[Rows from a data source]
▽
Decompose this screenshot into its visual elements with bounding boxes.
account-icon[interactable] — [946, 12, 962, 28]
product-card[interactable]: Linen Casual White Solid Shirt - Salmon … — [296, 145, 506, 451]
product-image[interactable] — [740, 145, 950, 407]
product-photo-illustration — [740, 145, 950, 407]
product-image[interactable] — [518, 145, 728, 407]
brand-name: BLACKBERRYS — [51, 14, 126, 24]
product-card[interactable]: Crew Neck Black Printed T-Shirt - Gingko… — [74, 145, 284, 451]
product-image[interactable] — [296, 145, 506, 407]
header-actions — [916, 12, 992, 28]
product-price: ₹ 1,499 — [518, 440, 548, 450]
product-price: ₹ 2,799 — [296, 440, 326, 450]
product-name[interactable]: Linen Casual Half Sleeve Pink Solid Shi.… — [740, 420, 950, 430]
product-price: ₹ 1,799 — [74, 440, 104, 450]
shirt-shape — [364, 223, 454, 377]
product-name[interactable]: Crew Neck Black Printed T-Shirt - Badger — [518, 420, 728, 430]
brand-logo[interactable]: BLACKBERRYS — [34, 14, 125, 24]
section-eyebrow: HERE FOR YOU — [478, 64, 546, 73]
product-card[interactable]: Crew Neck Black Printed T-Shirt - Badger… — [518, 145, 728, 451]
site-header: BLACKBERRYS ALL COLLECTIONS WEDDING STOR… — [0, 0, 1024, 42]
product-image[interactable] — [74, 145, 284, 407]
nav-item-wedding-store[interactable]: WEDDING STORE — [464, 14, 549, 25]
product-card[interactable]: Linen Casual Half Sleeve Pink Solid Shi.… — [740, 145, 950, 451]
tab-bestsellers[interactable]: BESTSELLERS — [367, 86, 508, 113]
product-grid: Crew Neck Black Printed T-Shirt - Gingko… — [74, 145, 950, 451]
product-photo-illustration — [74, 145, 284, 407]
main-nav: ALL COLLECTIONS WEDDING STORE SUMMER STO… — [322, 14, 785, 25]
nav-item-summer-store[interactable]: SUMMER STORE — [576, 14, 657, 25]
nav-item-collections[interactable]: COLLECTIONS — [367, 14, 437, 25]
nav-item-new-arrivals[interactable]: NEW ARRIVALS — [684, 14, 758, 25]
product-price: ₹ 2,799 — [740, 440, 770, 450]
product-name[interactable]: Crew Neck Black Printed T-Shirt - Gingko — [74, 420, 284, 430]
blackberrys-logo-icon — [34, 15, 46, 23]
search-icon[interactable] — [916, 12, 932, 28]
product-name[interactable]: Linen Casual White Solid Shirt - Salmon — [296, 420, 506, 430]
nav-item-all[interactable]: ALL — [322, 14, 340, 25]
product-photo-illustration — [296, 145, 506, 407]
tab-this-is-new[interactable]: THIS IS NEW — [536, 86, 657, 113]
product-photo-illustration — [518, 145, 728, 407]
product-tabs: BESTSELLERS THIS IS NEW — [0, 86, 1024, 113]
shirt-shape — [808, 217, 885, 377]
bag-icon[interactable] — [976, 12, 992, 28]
△
What needs to be done:
State how many of the rows above contain the string "icon". Give only the number.

Full output:
4